Would you set down every entry shown below, precisely as written?

Extracted records:
+ + +
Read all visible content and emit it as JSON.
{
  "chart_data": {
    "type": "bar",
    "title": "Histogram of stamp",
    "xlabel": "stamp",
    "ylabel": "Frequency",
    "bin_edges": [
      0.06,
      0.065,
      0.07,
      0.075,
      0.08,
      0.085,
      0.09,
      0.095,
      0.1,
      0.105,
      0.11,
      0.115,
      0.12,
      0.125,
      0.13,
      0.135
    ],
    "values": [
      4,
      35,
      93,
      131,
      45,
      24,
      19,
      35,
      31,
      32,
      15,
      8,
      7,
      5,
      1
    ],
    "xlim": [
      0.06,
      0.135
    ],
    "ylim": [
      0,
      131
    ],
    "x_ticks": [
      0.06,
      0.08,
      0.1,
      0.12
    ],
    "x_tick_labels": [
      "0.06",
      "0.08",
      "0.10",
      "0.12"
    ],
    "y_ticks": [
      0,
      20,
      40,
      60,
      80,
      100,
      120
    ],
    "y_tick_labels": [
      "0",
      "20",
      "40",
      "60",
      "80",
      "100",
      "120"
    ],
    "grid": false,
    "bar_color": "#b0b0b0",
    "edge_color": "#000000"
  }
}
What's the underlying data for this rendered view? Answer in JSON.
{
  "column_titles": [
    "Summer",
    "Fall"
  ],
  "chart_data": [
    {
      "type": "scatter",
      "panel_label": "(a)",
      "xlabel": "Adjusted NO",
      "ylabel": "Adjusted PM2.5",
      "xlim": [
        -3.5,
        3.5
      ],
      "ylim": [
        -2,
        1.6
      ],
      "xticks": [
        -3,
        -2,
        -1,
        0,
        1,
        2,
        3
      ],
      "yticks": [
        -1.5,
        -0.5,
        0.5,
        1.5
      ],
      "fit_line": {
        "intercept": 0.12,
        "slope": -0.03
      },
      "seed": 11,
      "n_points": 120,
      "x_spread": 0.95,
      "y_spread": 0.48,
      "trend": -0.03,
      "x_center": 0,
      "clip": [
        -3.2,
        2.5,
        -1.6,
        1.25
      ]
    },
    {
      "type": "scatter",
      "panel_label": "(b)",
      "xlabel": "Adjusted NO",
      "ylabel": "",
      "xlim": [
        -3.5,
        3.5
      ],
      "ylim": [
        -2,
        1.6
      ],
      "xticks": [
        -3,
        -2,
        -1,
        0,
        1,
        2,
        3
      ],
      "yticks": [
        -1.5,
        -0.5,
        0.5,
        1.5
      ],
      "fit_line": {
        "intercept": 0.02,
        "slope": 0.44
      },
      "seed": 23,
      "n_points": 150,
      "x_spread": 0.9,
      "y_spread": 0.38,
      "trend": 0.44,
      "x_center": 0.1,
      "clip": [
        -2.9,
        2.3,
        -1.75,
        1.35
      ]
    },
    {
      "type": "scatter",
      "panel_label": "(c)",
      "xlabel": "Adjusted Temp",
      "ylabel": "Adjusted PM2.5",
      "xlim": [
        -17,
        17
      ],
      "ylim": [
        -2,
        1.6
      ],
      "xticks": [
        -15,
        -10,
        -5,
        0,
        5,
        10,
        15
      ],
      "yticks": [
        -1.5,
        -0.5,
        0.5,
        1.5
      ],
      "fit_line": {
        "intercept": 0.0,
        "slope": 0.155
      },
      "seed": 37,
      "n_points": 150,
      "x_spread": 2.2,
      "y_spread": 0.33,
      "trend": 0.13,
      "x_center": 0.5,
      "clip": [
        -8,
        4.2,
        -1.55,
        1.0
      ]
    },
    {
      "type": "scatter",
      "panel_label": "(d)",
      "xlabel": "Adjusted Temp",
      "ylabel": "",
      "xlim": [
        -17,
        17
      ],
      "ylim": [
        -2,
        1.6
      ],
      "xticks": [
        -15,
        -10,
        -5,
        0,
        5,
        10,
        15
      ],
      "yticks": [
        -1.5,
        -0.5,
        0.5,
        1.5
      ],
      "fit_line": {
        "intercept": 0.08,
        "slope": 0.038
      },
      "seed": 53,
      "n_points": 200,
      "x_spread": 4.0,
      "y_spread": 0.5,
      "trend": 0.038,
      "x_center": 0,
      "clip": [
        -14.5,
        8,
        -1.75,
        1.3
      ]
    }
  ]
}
+ + +
→ **Written solution**:
Read all visible content and emit it as JSON.
{
  "chart_data": {
    "type": "bar",
    "title": "Histogram of stamp",
    "xlabel": "stamp",
    "ylabel": "Frequency",
    "bin_edges": [
      0.06,
      0.065,
      0.07,
      0.075,
      0.08,
      0.085,
      0.09,
      0.095,
      0.1,
      0.105,
      0.11,
      0.115,
      0.12,
      0.125,
      0.13,
      0.135
    ],
    "values": [
      4,
      35,
      93,
      131,
      45,
      24,
      19,
      35,
      31,
      32,
      15,
      8,
      7,
      5,
      1
    ],
    "xlim": [
      0.06,
      0.135
    ],
    "ylim": [
      0,
      131
    ],
    "x_ticks": [
      0.06,
      0.08,
      0.1,
      0.12
    ],
    "x_tick_labels": [
      "0.06",
      "0.08",
      "0.10",
      "0.12"
    ],
    "y_ticks": [
      0,
      20,
      40,
      60,
      80,
      100,
      120
    ],
    "y_tick_labels": [
      "0",
      "20",
      "40",
      "60",
      "80",
      "100",
      "120"
    ],
    "grid": false,
    "bar_color": "#b0b0b0",
    "edge_color": "#000000"
  }
}
What's the underlying data for this rendered view? Answer in JSON.
{
  "column_titles": [
    "Summer",
    "Fall"
  ],
  "chart_data": [
    {
      "type": "scatter",
      "panel_label": "(a)",
      "xlabel": "Adjusted NO",
      "ylabel": "Adjusted PM2.5",
      "xlim": [
        -3.5,
        3.5
      ],
      "ylim": [
        -2,
        1.6
      ],
      "xticks": [
        -3,
        -2,
        -1,
        0,
        1,
        2,
        3
      ],
      "yticks": [
        -1.5,
        -0.5,
        0.5,
        1.5
      ],
      "fit_line": {
        "intercept": 0.12,
        "slope": -0.03
      },
      "seed": 11,
      "n_points": 120,
      "x_spread": 0.95,
      "y_spread": 0.48,
      "trend": -0.03,
      "x_center": 0,
      "clip": [
        -3.2,
        2.5,
        -1.6,
        1.25
      ]
    },
    {
      "type": "scatter",
      "panel_label": "(b)",
      "xlabel": "Adjusted NO",
      "ylabel": "",
      "xlim": [
        -3.5,
        3.5
      ],
      "ylim": [
        -2,
        1.6
      ],
      "xticks": [
        -3,
        -2,
        -1,
        0,
        1,
        2,
        3
      ],
      "yticks": [
        -1.5,
        -0.5,
        0.5,
        1.5
      ],
      "fit_line": {
        "intercept": 0.02,
        "slope": 0.44
      },
      "seed": 23,
      "n_points": 150,
      "x_spread": 0.9,
      "y_spread": 0.38,
      "trend": 0.44,
      "x_center": 0.1,
      "clip": [
        -2.9,
        2.3,
        -1.75,
        1.35
      ]
    },
    {
      "type": "scatter",
      "panel_label": "(c)",
      "xlabel": "Adjusted Temp",
      "ylabel": "Adjusted PM2.5",
      "xlim": [
        -17,
        17
      ],
      "ylim": [
        -2,
        1.6
      ],
      "xticks": [
        -15,
        -10,
        -5,
        0,
        5,
        10,
        15
      ],
      "yticks": [
        -1.5,
        -0.5,
        0.5,
        1.5
      ],
      "fit_line": {
        "intercept": 0.0,
        "slope": 0.155
      },
      "seed": 37,
      "n_points": 150,
      "x_spread": 2.2,
      "y_spread": 0.33,
      "trend": 0.13,
      "x_center": 0.5,
      "clip": [
        -8,
        4.2,
        -1.55,
        1.0
      ]
    },
    {
      "type": "scatter",
      "panel_label": "(d)",
      "xlabel": "Adjusted Temp",
      "ylabel": "",
      "xlim": [
        -17,
        17
      ],
      "ylim": [
        -2,
        1.6
      ],
      "xticks": [
        -15,
        -10,
        -5,
        0,
        5,
        10,
        15
      ],
      "yticks": [
        -1.5,
        -0.5,
        0.5,
        1.5
      ],
      "fit_line": {
        "intercept": 0.08,
        "slope": 0.038
      },
      "seed": 53,
      "n_points": 200,
      "x_spread": 4.0,
      "y_spread": 0.5,
      "trend": 0.038,
      "x_center": 0,
      "clip": [
        -14.5,
        8,
        -1.75,
        1.3
      ]
    }
  ]
}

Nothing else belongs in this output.